Items from a figure collection:

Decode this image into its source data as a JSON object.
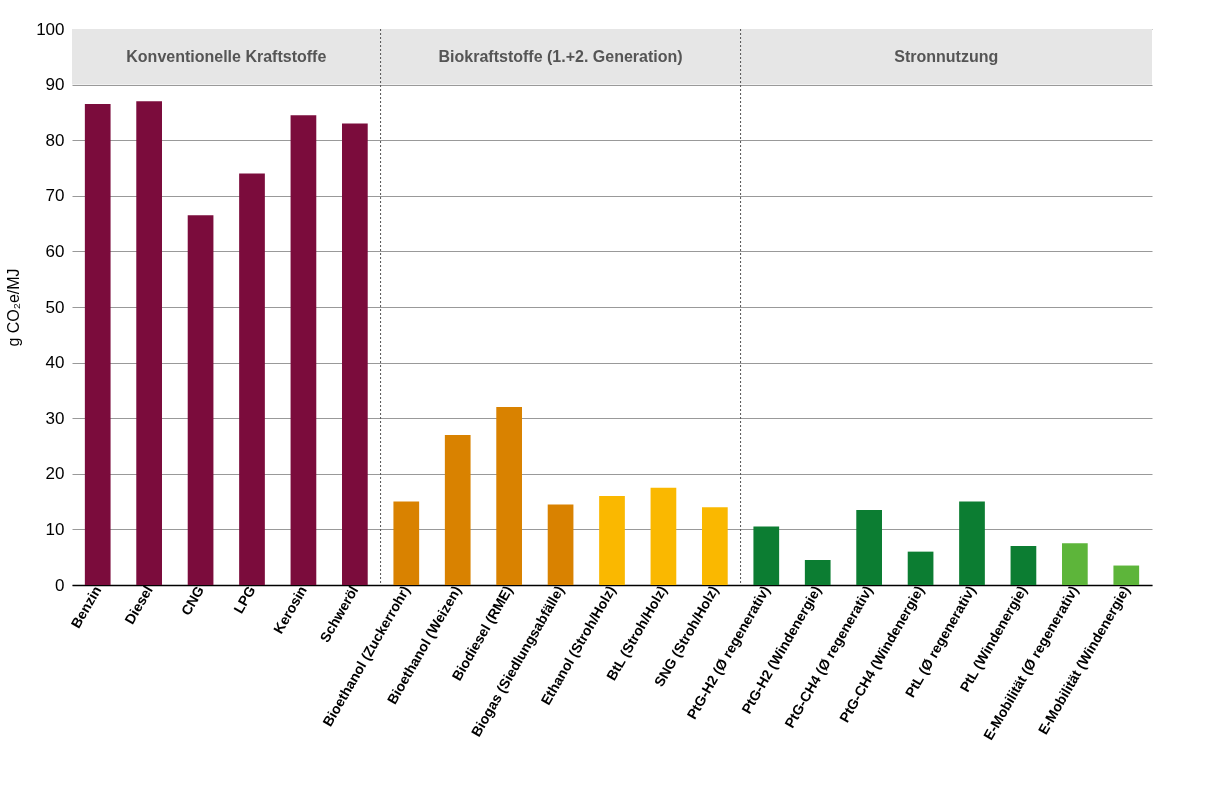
{
  "chart_data": {
    "type": "bar",
    "ylabel": "g CO₂e/MJ",
    "categories": [
      "Benzin",
      "Diesel",
      "CNG",
      "LPG",
      "Kerosin",
      "Schweröl",
      "Bioethanol (Zuckerrohr)",
      "Bioethanol (Weizen)",
      "Biodiesel (RME)",
      "Biogas (Siedlungsabfälle)",
      "Ethanol (Stroh/Holz)",
      "BtL (Stroh/Holz)",
      "SNG (Stroh/Holz)",
      "PtG-H2 (Ø regenerativ)",
      "PtG-H2 (Windenergie)",
      "PtG-CH4 (Ø regenerativ)",
      "PtG-CH4 (Windenergie)",
      "PtL (Ø regenerativ)",
      "PtL (Windenergie)",
      "E-Mobilität (Ø regenerativ)",
      "E-Mobilität (Windenergie)"
    ],
    "values": [
      86.5,
      87,
      66.5,
      74,
      84.5,
      83,
      15,
      27,
      32,
      14.5,
      16,
      17.5,
      14,
      10.5,
      4.5,
      13.5,
      6,
      15,
      7,
      7.5,
      3.5
    ],
    "colors": [
      "#7b0c3c",
      "#7b0c3c",
      "#7b0c3c",
      "#7b0c3c",
      "#7b0c3c",
      "#7b0c3c",
      "#d98200",
      "#d98200",
      "#d98200",
      "#d98200",
      "#fab800",
      "#fab800",
      "#fab800",
      "#0c7d32",
      "#0c7d32",
      "#0c7d32",
      "#0c7d32",
      "#0c7d32",
      "#0c7d32",
      "#5db53a",
      "#5db53a"
    ],
    "ylim": [
      0,
      100
    ],
    "yticks": [
      0,
      10,
      20,
      30,
      40,
      50,
      60,
      70,
      80,
      90,
      100
    ],
    "grid": "y",
    "bands": [
      {
        "axis": "x",
        "from": "Benzin",
        "to": "Schweröl",
        "label": "Konventionelle Kraftstoffe",
        "color": "#e6e6e6"
      },
      {
        "axis": "x",
        "from": "Bioethanol (Zuckerrohr)",
        "to": "SNG (Stroh/Holz)",
        "label": "Biokraftstoffe (1.+2. Generation)",
        "color": "#e6e6e6"
      },
      {
        "axis": "x",
        "from": "PtG-H2 (Ø regenerativ)",
        "to": "E-Mobilität (Windenergie)",
        "label": "Stronnutzung",
        "color": "#e6e6e6"
      }
    ]
  }
}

_What you have to do_.
Exclude the pictures and repeat every other part of the records word for word.

_Correct result_.
Decode this image into its source data as a JSON object.
{
  "chart_data": {
    "type": "bar",
    "ylabel": "g CO₂e/MJ",
    "categories": [
      "Benzin",
      "Diesel",
      "CNG",
      "LPG",
      "Kerosin",
      "Schweröl",
      "Bioethanol (Zuckerrohr)",
      "Bioethanol (Weizen)",
      "Biodiesel (RME)",
      "Biogas (Siedlungsabfälle)",
      "Ethanol (Stroh/Holz)",
      "BtL (Stroh/Holz)",
      "SNG (Stroh/Holz)",
      "PtG-H2 (Ø regenerativ)",
      "PtG-H2 (Windenergie)",
      "PtG-CH4 (Ø regenerativ)",
      "PtG-CH4 (Windenergie)",
      "PtL (Ø regenerativ)",
      "PtL (Windenergie)",
      "E-Mobilität (Ø regenerativ)",
      "E-Mobilität (Windenergie)"
    ],
    "values": [
      86.5,
      87,
      66.5,
      74,
      84.5,
      83,
      15,
      27,
      32,
      14.5,
      16,
      17.5,
      14,
      10.5,
      4.5,
      13.5,
      6,
      15,
      7,
      7.5,
      3.5
    ],
    "colors": [
      "#7b0c3c",
      "#7b0c3c",
      "#7b0c3c",
      "#7b0c3c",
      "#7b0c3c",
      "#7b0c3c",
      "#d98200",
      "#d98200",
      "#d98200",
      "#d98200",
      "#fab800",
      "#fab800",
      "#fab800",
      "#0c7d32",
      "#0c7d32",
      "#0c7d32",
      "#0c7d32",
      "#0c7d32",
      "#0c7d32",
      "#5db53a",
      "#5db53a"
    ],
    "ylim": [
      0,
      100
    ],
    "yticks": [
      0,
      10,
      20,
      30,
      40,
      50,
      60,
      70,
      80,
      90,
      100
    ],
    "grid": "y",
    "bands": [
      {
        "axis": "x",
        "from": "Benzin",
        "to": "Schweröl",
        "label": "Konventionelle Kraftstoffe",
        "color": "#e6e6e6"
      },
      {
        "axis": "x",
        "from": "Bioethanol (Zuckerrohr)",
        "to": "SNG (Stroh/Holz)",
        "label": "Biokraftstoffe (1.+2. Generation)",
        "color": "#e6e6e6"
      },
      {
        "axis": "x",
        "from": "PtG-H2 (Ø regenerativ)",
        "to": "E-Mobilität (Windenergie)",
        "label": "Stronnutzung",
        "color": "#e6e6e6"
      }
    ]
  }
}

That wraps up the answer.